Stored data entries
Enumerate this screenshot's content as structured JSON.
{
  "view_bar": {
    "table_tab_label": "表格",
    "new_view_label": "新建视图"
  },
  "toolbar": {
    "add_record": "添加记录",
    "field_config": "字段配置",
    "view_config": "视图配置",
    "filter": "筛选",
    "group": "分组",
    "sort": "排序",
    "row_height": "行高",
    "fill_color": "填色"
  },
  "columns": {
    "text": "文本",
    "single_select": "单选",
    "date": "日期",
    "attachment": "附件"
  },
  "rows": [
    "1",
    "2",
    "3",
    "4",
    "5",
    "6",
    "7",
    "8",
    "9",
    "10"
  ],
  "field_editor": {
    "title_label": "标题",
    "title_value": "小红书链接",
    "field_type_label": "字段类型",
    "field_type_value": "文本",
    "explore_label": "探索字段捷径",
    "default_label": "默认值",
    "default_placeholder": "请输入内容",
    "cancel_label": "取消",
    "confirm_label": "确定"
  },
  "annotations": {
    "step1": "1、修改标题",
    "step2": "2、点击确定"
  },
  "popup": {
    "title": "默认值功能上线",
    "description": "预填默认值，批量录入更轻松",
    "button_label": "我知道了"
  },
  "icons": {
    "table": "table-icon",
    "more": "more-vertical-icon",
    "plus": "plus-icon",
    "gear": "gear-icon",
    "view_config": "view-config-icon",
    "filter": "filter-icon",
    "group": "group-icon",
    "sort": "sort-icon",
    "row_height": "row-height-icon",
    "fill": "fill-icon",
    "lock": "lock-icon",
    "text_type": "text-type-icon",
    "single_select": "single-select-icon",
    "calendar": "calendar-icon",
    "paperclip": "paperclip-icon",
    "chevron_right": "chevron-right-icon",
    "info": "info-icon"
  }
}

Exercise requirements
Return every entry verbatim.

Result of this exercise
Enumerate this screenshot's content as structured JSON.
{
  "view_bar": {
    "table_tab_label": "表格",
    "new_view_label": "新建视图"
  },
  "toolbar": {
    "add_record": "添加记录",
    "field_config": "字段配置",
    "view_config": "视图配置",
    "filter": "筛选",
    "group": "分组",
    "sort": "排序",
    "row_height": "行高",
    "fill_color": "填色"
  },
  "columns": {
    "text": "文本",
    "single_select": "单选",
    "date": "日期",
    "attachment": "附件"
  },
  "rows": [
    "1",
    "2",
    "3",
    "4",
    "5",
    "6",
    "7",
    "8",
    "9",
    "10"
  ],
  "field_editor": {
    "title_label": "标题",
    "title_value": "小红书链接",
    "field_type_label": "字段类型",
    "field_type_value": "文本",
    "explore_label": "探索字段捷径",
    "default_label": "默认值",
    "default_placeholder": "请输入内容",
    "cancel_label": "取消",
    "confirm_label": "确定"
  },
  "annotations": {
    "step1": "1、修改标题",
    "step2": "2、点击确定"
  },
  "popup": {
    "title": "默认值功能上线",
    "description": "预填默认值，批量录入更轻松",
    "button_label": "我知道了"
  },
  "icons": {
    "table": "table-icon",
    "more": "more-vertical-icon",
    "plus": "plus-icon",
    "gear": "gear-icon",
    "view_config": "view-config-icon",
    "filter": "filter-icon",
    "group": "group-icon",
    "sort": "sort-icon",
    "row_height": "row-height-icon",
    "fill": "fill-icon",
    "lock": "lock-icon",
    "text_type": "text-type-icon",
    "single_select": "single-select-icon",
    "calendar": "calendar-icon",
    "paperclip": "paperclip-icon",
    "chevron_right": "chevron-right-icon",
    "info": "info-icon"
  }
}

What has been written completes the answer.